▸ **Written exercise**
Swap every "table-icon" in the rows below for "grid-icon" and give the rows back with nothing else changed. Leave out the pictures.

▸ **Raw data**
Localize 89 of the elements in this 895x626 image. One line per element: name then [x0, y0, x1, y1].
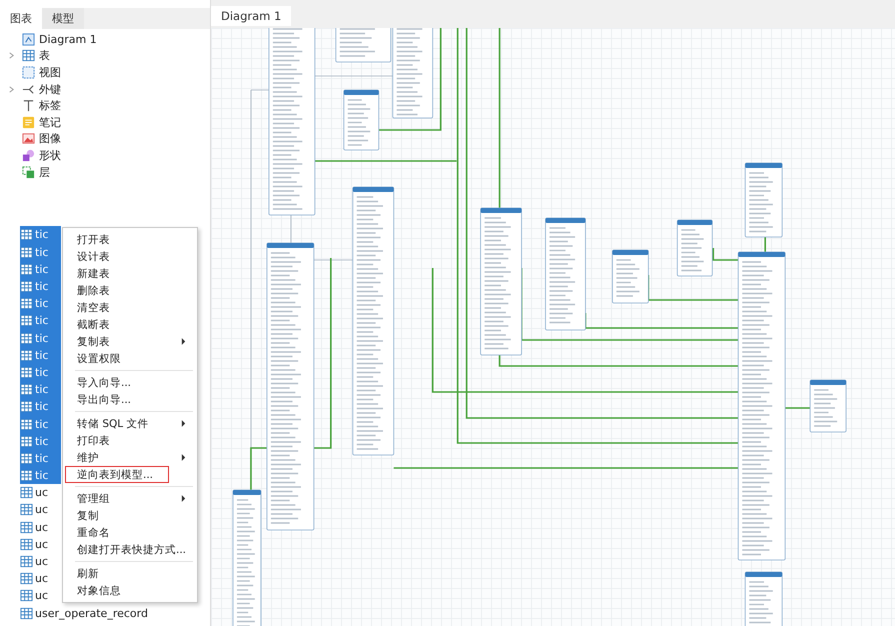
chevron-icon[interactable] [8, 86, 15, 93]
shape-icon [22, 148, 35, 162]
view-icon [22, 66, 35, 79]
table-list-item[interactable]: tic [20, 329, 61, 347]
menu-item[interactable]: 维护 [65, 449, 195, 466]
table-list-item[interactable]: tic [20, 260, 61, 278]
foreign-key-icon [22, 82, 35, 96]
tree-item[interactable]: 形状 [39, 148, 61, 163]
table-list-item[interactable]: tic [20, 398, 61, 416]
menu-item[interactable]: 删除表 [65, 282, 195, 299]
diagram-icon [22, 32, 35, 46]
table-list-item[interactable]: uc [20, 484, 48, 502]
table-list-item[interactable]: tic [20, 466, 61, 484]
menu-item[interactable]: 创建打开表快捷方式... [65, 541, 195, 558]
table-icon [20, 452, 33, 465]
menu-item[interactable]: 设置权限 [65, 350, 195, 367]
menu-item[interactable]: 导入向导... [65, 374, 195, 391]
diagram-tab[interactable]: Diagram 1 [211, 6, 292, 26]
table-icon [20, 572, 33, 586]
menu-item[interactable]: 截断表 [65, 316, 195, 333]
note-icon [22, 116, 35, 129]
table-icon [20, 280, 33, 293]
menu-item[interactable]: 刷新 [65, 565, 195, 582]
table-list-item[interactable]: tic [20, 295, 61, 312]
table-icon [20, 400, 33, 414]
table-list-item[interactable]: tic [20, 244, 61, 261]
menu-item[interactable]: 逆向表到模型... [65, 466, 169, 483]
table-list-item[interactable]: tic [20, 415, 61, 433]
table-list-item[interactable]: tic [20, 364, 61, 382]
tree-item[interactable]: 表 [39, 48, 50, 64]
table-icon [20, 262, 33, 276]
menu-item[interactable]: 转储 SQL 文件 [65, 415, 195, 432]
table-icon [20, 555, 33, 568]
sidebar-tab[interactable]: 模型 [42, 8, 84, 29]
table-icon [20, 469, 33, 482]
chevron-icon[interactable] [8, 52, 15, 60]
table-icon [20, 606, 33, 620]
tree-item[interactable]: Diagram 1 [39, 32, 97, 46]
table-icon [20, 297, 33, 310]
table-icon [20, 418, 33, 430]
tree-item[interactable]: 视图 [39, 64, 61, 80]
table-list-item[interactable]: tic [20, 226, 61, 244]
menu-item[interactable]: 打开表 [65, 231, 195, 248]
table-list-item[interactable]: tic [20, 450, 61, 467]
table-icon [20, 486, 33, 500]
menu-item[interactable]: 打印表 [65, 432, 195, 449]
menu-item[interactable]: 设计表 [65, 248, 195, 265]
layer-icon [22, 166, 35, 179]
menu-item[interactable]: 管理组 [65, 490, 195, 507]
table-list-item[interactable]: uc [20, 501, 48, 519]
table-icon [20, 348, 33, 362]
table-list-item[interactable]: tic [20, 346, 61, 364]
table-icon [20, 246, 33, 259]
table-list-item[interactable]: tic [20, 381, 61, 398]
table-list-item[interactable]: tic [20, 432, 61, 450]
table-icon [20, 332, 33, 345]
table-icon [20, 538, 33, 551]
menu-item[interactable]: 复制表 [65, 333, 195, 350]
table-icon [22, 49, 35, 62]
table-list-item[interactable]: uc [20, 587, 48, 604]
tree-item[interactable]: 外键 [39, 82, 61, 97]
table-list-item[interactable]: tic [20, 312, 61, 330]
table-icon [20, 503, 33, 516]
tree-item[interactable]: 层 [39, 164, 50, 180]
table-icon [20, 314, 33, 328]
table-list-item[interactable]: uc [20, 518, 48, 536]
table-list-item[interactable]: tic [20, 278, 61, 296]
table-list-item[interactable]: uc [20, 570, 48, 588]
tree-item[interactable]: 笔记 [39, 114, 61, 130]
menu-item[interactable]: 对象信息 [65, 582, 195, 599]
tree-item[interactable]: 标签 [39, 98, 61, 114]
tree-item[interactable]: 图像 [39, 131, 61, 146]
text-tool-icon [22, 99, 35, 112]
table-icon [20, 520, 33, 534]
menu-item[interactable]: 复制 [65, 507, 195, 524]
table-icon [20, 228, 33, 242]
table-list-item[interactable]: uc [20, 536, 48, 553]
menu-item[interactable]: 重命名 [65, 524, 195, 541]
menu-item[interactable]: 清空表 [65, 299, 195, 316]
table-icon [20, 383, 33, 396]
table-icon [20, 589, 33, 602]
table-list-item[interactable]: user_operate_record [20, 604, 148, 622]
table-icon [20, 366, 33, 379]
menu-item[interactable]: 导出向导... [65, 391, 195, 408]
table-list-item[interactable]: uc [20, 552, 48, 570]
table-icon [20, 434, 33, 448]
sidebar-tab[interactable]: 图表 [0, 8, 42, 29]
menu-item[interactable]: 新建表 [65, 265, 195, 282]
image-icon [22, 132, 35, 146]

▸ **Solution to the exercise**
Localize 89 of the elements in this 895x626 image. One line per element: name then [x0, y0, x1, y1].
chevron-icon[interactable] [8, 86, 15, 93]
shape-icon [22, 148, 35, 162]
view-icon [22, 66, 35, 79]
table-list-item[interactable]: tic [20, 329, 61, 347]
menu-item[interactable]: 维护 [65, 449, 195, 466]
table-list-item[interactable]: tic [20, 260, 61, 278]
foreign-key-icon [22, 82, 35, 96]
tree-item[interactable]: 形状 [39, 148, 61, 163]
table-list-item[interactable]: tic [20, 398, 61, 416]
menu-item[interactable]: 删除表 [65, 282, 195, 299]
diagram-icon [22, 32, 35, 46]
table-list-item[interactable]: uc [20, 484, 48, 502]
table-list-item[interactable]: tic [20, 466, 61, 484]
menu-item[interactable]: 创建打开表快捷方式... [65, 541, 195, 558]
grid-icon [20, 452, 33, 465]
menu-item[interactable]: 设置权限 [65, 350, 195, 367]
menu-item[interactable]: 导入向导... [65, 374, 195, 391]
diagram-tab[interactable]: Diagram 1 [211, 6, 292, 26]
grid-icon [20, 572, 33, 586]
menu-item[interactable]: 截断表 [65, 316, 195, 333]
note-icon [22, 116, 35, 129]
grid-icon [20, 280, 33, 293]
menu-item[interactable]: 刷新 [65, 565, 195, 582]
table-list-item[interactable]: tic [20, 295, 61, 312]
grid-icon [20, 400, 33, 414]
table-list-item[interactable]: tic [20, 244, 61, 261]
menu-item[interactable]: 逆向表到模型... [65, 466, 169, 483]
table-list-item[interactable]: tic [20, 415, 61, 433]
table-list-item[interactable]: tic [20, 364, 61, 382]
tree-item[interactable]: 表 [39, 48, 50, 64]
grid-icon [20, 262, 33, 276]
menu-item[interactable]: 转储 SQL 文件 [65, 415, 195, 432]
grid-icon [20, 555, 33, 568]
sidebar-tab[interactable]: 模型 [42, 8, 84, 29]
grid-icon [20, 469, 33, 482]
chevron-icon[interactable] [8, 52, 15, 60]
grid-icon [20, 606, 33, 620]
tree-item[interactable]: Diagram 1 [39, 32, 97, 46]
grid-icon [20, 297, 33, 310]
grid-icon [20, 418, 33, 430]
tree-item[interactable]: 视图 [39, 64, 61, 80]
table-list-item[interactable]: tic [20, 226, 61, 244]
menu-item[interactable]: 打开表 [65, 231, 195, 248]
table-list-item[interactable]: tic [20, 450, 61, 467]
grid-icon [20, 486, 33, 500]
menu-item[interactable]: 打印表 [65, 432, 195, 449]
menu-item[interactable]: 设计表 [65, 248, 195, 265]
layer-icon [22, 166, 35, 179]
menu-item[interactable]: 管理组 [65, 490, 195, 507]
table-list-item[interactable]: uc [20, 501, 48, 519]
grid-icon [20, 348, 33, 362]
table-list-item[interactable]: tic [20, 346, 61, 364]
grid-icon [20, 246, 33, 259]
table-list-item[interactable]: tic [20, 381, 61, 398]
table-list-item[interactable]: tic [20, 432, 61, 450]
grid-icon [20, 332, 33, 345]
grid-icon [20, 538, 33, 551]
menu-item[interactable]: 复制表 [65, 333, 195, 350]
grid-icon [22, 49, 35, 62]
table-list-item[interactable]: uc [20, 587, 48, 604]
tree-item[interactable]: 外键 [39, 82, 61, 97]
table-list-item[interactable]: tic [20, 312, 61, 330]
grid-icon [20, 503, 33, 516]
tree-item[interactable]: 层 [39, 164, 50, 180]
grid-icon [20, 314, 33, 328]
table-list-item[interactable]: uc [20, 518, 48, 536]
table-list-item[interactable]: tic [20, 278, 61, 296]
table-list-item[interactable]: uc [20, 570, 48, 588]
tree-item[interactable]: 笔记 [39, 114, 61, 130]
menu-item[interactable]: 对象信息 [65, 582, 195, 599]
tree-item[interactable]: 标签 [39, 98, 61, 114]
tree-item[interactable]: 图像 [39, 131, 61, 146]
text-tool-icon [22, 99, 35, 112]
grid-icon [20, 520, 33, 534]
menu-item[interactable]: 复制 [65, 507, 195, 524]
grid-icon [20, 228, 33, 242]
table-list-item[interactable]: uc [20, 536, 48, 553]
menu-item[interactable]: 重命名 [65, 524, 195, 541]
menu-item[interactable]: 清空表 [65, 299, 195, 316]
grid-icon [20, 383, 33, 396]
grid-icon [20, 589, 33, 602]
table-list-item[interactable]: user_operate_record [20, 604, 148, 622]
grid-icon [20, 366, 33, 379]
menu-item[interactable]: 导出向导... [65, 391, 195, 408]
table-list-item[interactable]: uc [20, 552, 48, 570]
grid-icon [20, 434, 33, 448]
sidebar-tab[interactable]: 图表 [0, 8, 42, 29]
menu-item[interactable]: 新建表 [65, 265, 195, 282]
image-icon [22, 132, 35, 146]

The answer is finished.